__Given task__. Copy out the records in full, word for word, without pictures.

┌────────

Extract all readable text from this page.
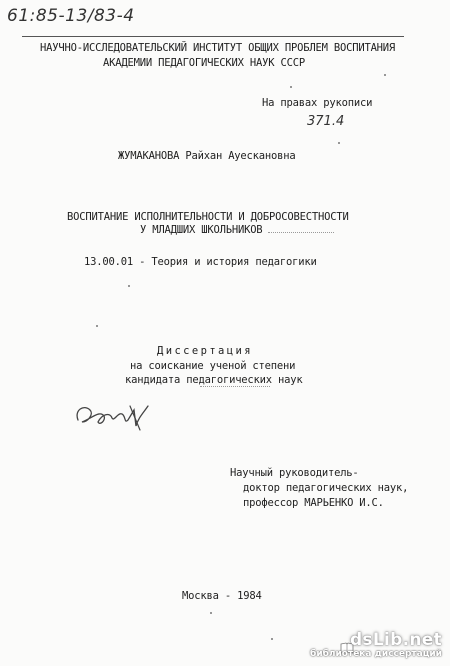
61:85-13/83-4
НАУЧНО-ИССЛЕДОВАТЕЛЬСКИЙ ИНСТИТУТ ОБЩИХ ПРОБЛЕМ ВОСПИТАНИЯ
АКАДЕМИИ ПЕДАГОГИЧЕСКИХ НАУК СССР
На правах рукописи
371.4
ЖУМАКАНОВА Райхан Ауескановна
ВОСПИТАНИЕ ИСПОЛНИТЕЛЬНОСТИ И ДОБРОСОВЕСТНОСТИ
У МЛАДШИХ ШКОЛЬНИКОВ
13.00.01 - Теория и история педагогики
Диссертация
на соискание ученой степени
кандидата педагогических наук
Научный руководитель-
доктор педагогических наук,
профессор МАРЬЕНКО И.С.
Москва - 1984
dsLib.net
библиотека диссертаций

└────────

__Output below__.
Extract all readable text from this page.
61:85-13/83-4
НАУЧНО-ИССЛЕДОВАТЕЛЬСКИЙ ИНСТИТУТ ОБЩИХ ПРОБЛЕМ ВОСПИТАНИЯ
АКАДЕМИИ ПЕДАГОГИЧЕСКИХ НАУК СССР
На правах рукописи
371.4
ЖУМАКАНОВА Райхан Ауескановна
ВОСПИТАНИЕ ИСПОЛНИТЕЛЬНОСТИ И ДОБРОСОВЕСТНОСТИ
У МЛАДШИХ ШКОЛЬНИКОВ
13.00.01 - Теория и история педагогики
Диссертация
на соискание ученой степени
кандидата педагогических наук
Научный руководитель-
доктор педагогических наук,
профессор МАРЬЕНКО И.С.
Москва - 1984
dsLib.net
библиотека диссертаций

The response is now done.